- [Exercise]
Write out, word for word, the part of the records that runs from the start through the line containing "edit-pen-icon[interactable]: ✎: [1220, 232, 1274, 249]", including that line.

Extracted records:
★ ★ ★
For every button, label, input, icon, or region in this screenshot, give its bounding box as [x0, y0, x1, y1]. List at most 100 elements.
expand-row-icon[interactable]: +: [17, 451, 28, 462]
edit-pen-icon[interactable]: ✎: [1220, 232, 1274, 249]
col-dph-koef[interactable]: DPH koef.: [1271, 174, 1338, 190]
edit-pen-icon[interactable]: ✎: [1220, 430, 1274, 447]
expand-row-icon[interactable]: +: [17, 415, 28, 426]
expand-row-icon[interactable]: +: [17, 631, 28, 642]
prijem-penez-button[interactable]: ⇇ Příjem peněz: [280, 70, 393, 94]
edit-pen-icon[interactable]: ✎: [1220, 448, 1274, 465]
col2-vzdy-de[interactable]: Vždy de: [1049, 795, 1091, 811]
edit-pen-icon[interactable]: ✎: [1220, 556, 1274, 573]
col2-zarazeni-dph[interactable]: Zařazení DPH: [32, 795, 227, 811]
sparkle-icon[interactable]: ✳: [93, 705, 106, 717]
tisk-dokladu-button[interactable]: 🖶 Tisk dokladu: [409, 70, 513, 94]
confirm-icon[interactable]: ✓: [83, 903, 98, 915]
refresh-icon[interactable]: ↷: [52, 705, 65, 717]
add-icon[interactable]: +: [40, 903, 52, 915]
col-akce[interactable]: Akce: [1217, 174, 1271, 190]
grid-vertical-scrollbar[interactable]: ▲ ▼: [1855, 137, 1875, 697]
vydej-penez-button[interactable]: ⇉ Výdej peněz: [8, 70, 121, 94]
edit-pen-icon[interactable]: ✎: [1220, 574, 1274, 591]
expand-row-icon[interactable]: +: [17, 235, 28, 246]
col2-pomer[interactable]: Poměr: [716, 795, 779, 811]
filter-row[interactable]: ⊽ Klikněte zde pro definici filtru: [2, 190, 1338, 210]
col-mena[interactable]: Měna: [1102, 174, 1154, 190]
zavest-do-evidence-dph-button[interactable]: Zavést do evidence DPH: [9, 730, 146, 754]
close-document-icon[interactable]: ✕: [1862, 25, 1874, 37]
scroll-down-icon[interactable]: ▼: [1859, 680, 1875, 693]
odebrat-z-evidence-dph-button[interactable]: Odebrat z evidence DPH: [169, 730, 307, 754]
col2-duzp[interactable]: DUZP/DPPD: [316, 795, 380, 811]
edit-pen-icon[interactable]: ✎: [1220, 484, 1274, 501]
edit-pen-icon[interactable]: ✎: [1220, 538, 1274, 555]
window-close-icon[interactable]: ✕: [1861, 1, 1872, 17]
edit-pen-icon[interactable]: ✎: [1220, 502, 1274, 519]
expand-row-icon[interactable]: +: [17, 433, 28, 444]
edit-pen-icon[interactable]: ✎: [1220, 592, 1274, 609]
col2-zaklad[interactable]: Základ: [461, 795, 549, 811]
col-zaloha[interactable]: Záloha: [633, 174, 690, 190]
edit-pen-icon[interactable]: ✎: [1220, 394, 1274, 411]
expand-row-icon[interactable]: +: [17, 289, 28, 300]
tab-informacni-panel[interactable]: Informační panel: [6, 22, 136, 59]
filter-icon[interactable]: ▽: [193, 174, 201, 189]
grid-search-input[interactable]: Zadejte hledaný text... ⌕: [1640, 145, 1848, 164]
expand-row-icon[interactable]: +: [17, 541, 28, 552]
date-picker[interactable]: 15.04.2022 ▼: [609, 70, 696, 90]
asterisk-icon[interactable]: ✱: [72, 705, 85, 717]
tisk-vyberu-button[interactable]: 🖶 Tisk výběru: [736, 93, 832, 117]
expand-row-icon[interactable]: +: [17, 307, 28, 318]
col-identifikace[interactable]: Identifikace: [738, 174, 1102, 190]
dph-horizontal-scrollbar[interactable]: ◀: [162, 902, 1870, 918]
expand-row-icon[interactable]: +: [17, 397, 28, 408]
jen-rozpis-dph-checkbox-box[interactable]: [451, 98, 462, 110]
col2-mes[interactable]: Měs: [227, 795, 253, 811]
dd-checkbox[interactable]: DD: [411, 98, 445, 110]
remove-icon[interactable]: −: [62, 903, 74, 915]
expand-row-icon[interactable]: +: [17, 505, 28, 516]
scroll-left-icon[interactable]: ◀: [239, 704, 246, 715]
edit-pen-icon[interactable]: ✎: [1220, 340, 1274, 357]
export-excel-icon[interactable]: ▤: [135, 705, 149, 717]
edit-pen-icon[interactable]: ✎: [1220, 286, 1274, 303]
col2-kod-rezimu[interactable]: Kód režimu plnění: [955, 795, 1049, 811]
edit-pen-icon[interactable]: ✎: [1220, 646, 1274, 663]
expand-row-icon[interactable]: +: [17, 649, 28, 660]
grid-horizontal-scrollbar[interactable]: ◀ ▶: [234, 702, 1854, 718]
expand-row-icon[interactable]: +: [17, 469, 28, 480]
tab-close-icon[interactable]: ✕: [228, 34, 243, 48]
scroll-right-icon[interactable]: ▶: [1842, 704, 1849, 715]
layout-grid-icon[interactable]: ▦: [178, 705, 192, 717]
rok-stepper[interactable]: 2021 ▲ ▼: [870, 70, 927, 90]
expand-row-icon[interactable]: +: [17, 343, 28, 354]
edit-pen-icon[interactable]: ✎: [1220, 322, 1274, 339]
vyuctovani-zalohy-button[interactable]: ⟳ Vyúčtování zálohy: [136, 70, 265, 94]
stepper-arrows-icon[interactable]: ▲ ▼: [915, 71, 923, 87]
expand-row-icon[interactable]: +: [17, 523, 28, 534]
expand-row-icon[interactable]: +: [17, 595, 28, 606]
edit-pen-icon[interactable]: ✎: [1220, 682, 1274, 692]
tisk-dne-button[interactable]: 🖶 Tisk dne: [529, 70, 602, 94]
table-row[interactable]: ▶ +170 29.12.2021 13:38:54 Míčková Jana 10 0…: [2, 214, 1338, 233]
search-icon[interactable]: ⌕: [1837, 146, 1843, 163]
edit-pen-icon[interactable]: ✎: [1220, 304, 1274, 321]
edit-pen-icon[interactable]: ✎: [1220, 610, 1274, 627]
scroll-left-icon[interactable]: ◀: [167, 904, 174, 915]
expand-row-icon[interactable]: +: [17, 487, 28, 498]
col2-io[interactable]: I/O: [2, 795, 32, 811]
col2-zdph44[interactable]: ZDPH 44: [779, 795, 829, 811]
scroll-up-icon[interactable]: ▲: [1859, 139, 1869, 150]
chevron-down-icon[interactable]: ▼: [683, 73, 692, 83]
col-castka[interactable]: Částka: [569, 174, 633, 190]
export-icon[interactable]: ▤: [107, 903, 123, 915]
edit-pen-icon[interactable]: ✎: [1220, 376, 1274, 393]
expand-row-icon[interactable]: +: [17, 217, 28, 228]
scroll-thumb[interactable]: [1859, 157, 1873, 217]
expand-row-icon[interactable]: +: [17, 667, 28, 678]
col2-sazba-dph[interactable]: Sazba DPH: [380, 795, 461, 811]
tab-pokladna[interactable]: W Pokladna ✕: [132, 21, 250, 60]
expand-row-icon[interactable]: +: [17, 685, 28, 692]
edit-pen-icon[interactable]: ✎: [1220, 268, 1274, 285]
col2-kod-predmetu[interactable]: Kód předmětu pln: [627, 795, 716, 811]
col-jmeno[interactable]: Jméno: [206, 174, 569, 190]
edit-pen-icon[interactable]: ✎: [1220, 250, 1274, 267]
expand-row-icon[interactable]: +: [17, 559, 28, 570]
★ ★ ★
- [Task output]
For every button, label, input, icon, or region in this screenshot, give its bounding box as [x0, y0, x1, y1]. List at most 100 elements.
expand-row-icon[interactable]: +: [17, 451, 28, 462]
edit-pen-icon[interactable]: ✎: [1220, 232, 1274, 249]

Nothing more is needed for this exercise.